What needs to be done
Reproduce all of the data below without alteration; exclude every picture.

Material
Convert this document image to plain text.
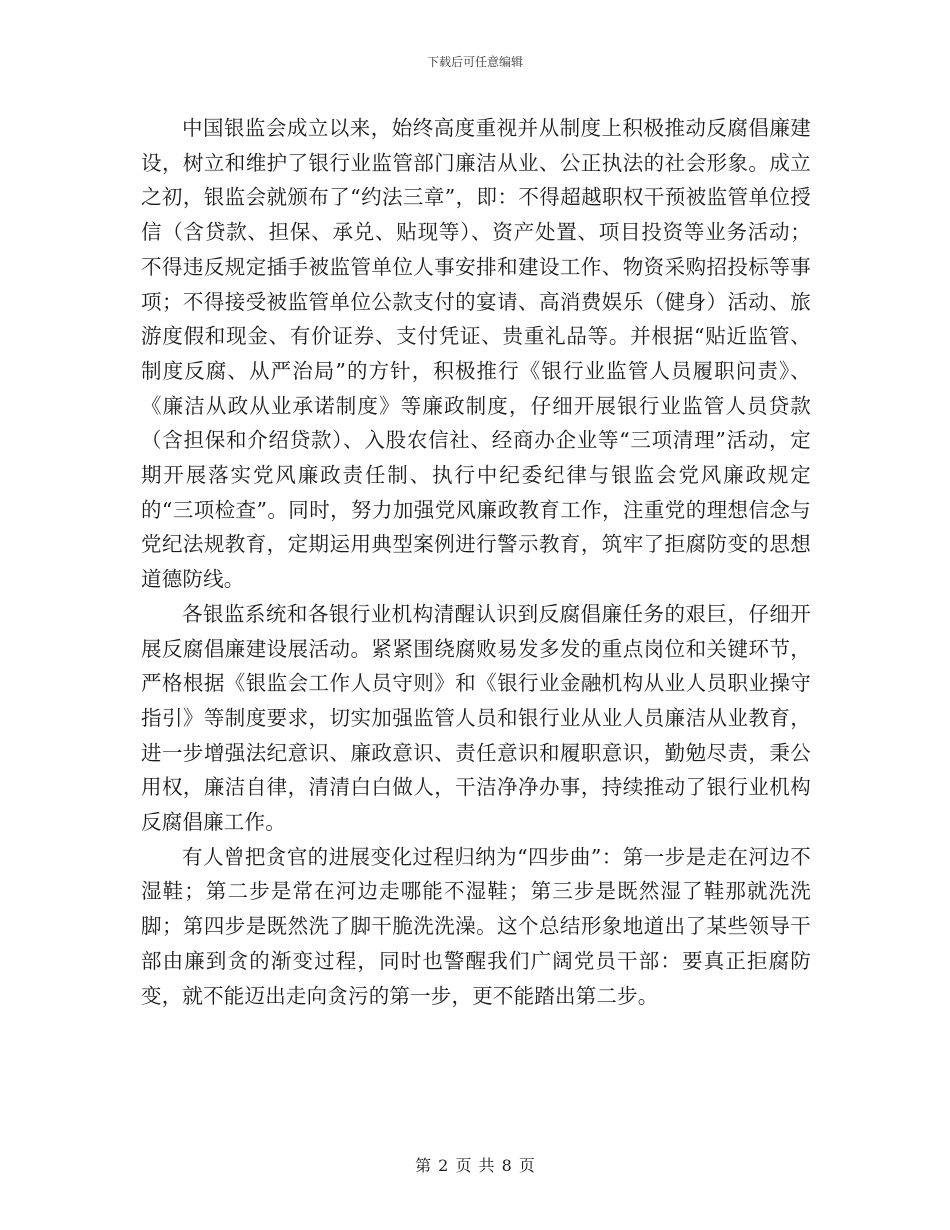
下载后可任意编辑

中国银监会成立以来，始终高度重视并从制度上积极推动反腐倡廉建设，树立和维护了银行业监管部门廉洁从业、公正执法的社会形象。成立之初，银监会就颁布了“约法三章”，即：不得超越职权干预被监管单位授信（含贷款、担保、承兑、贴现等）、资产处置、项目投资等业务活动；不得违反规定插手被监管单位人事安排和建设工作、物资采购招投标等事项；不得接受被监管单位公款支付的宴请、高消费娱乐（健身）活动、旅游度假和现金、有价证券、支付凭证、贵重礼品等。并根据“贴近监管、制度反腐、从严治局”的方针，积极推行《银行业监管人员履职问责》、《廉洁从政从业承诺制度》等廉政制度，仔细开展银行业监管人员贷款（含担保和介绍贷款）、入股农信社、经商办企业等“三项清理”活动，定期开展落实党风廉政责任制、执行中纪委纪律与银监会党风廉政规定的“三项检查”。同时，努力加强党风廉政教育工作，注重党的理想信念与党纪法规教育，定期运用典型案例进行警示教育，筑牢了拒腐防变的思想道德防线。

各银监系统和各银行业机构清醒认识到反腐倡廉任务的艰巨，仔细开展反腐倡廉建设展活动。紧紧围绕腐败易发多发的重点岗位和关键环节，严格根据《银监会工作人员守则》和《银行业金融机构从业人员职业操守指引》等制度要求，切实加强监管人员和银行业从业人员廉洁从业教育，进一步增强法纪意识、廉政意识、责任意识和履职意识，勤勉尽责，秉公用权，廉洁自律，清清白白做人，干洁净净办事，持续推动了银行业机构反腐倡廉工作。

有人曾把贪官的进展变化过程归纳为“四步曲”：第一步是走在河边不湿鞋；第二步是常在河边走哪能不湿鞋；第三步是既然湿了鞋那就洗洗脚；第四步是既然洗了脚干脆洗洗澡。这个总结形象地道出了某些领导干部由廉到贪的渐变过程，同时也警醒我们广阔党员干部：要真正拒腐防变，就不能迈出走向贪污的第一步，更不能踏出第二步。

第 2 页 共 8 页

Result for this task
Convert this document image to plain text.
下载后可任意编辑

中国银监会成立以来，始终高度重视并从制度上积极推动反腐倡廉建设，树立和维护了银行业监管部门廉洁从业、公正执法的社会形象。成立之初，银监会就颁布了“约法三章”，即：不得超越职权干预被监管单位授信（含贷款、担保、承兑、贴现等）、资产处置、项目投资等业务活动；不得违反规定插手被监管单位人事安排和建设工作、物资采购招投标等事项；不得接受被监管单位公款支付的宴请、高消费娱乐（健身）活动、旅游度假和现金、有价证券、支付凭证、贵重礼品等。并根据“贴近监管、制度反腐、从严治局”的方针，积极推行《银行业监管人员履职问责》、《廉洁从政从业承诺制度》等廉政制度，仔细开展银行业监管人员贷款（含担保和介绍贷款）、入股农信社、经商办企业等“三项清理”活动，定期开展落实党风廉政责任制、执行中纪委纪律与银监会党风廉政规定的“三项检查”。同时，努力加强党风廉政教育工作，注重党的理想信念与党纪法规教育，定期运用典型案例进行警示教育，筑牢了拒腐防变的思想道德防线。

各银监系统和各银行业机构清醒认识到反腐倡廉任务的艰巨，仔细开展反腐倡廉建设展活动。紧紧围绕腐败易发多发的重点岗位和关键环节，严格根据《银监会工作人员守则》和《银行业金融机构从业人员职业操守指引》等制度要求，切实加强监管人员和银行业从业人员廉洁从业教育，进一步增强法纪意识、廉政意识、责任意识和履职意识，勤勉尽责，秉公用权，廉洁自律，清清白白做人，干洁净净办事，持续推动了银行业机构反腐倡廉工作。

有人曾把贪官的进展变化过程归纳为“四步曲”：第一步是走在河边不湿鞋；第二步是常在河边走哪能不湿鞋；第三步是既然湿了鞋那就洗洗脚；第四步是既然洗了脚干脆洗洗澡。这个总结形象地道出了某些领导干部由廉到贪的渐变过程，同时也警醒我们广阔党员干部：要真正拒腐防变，就不能迈出走向贪污的第一步，更不能踏出第二步。

第 2 页 共 8 页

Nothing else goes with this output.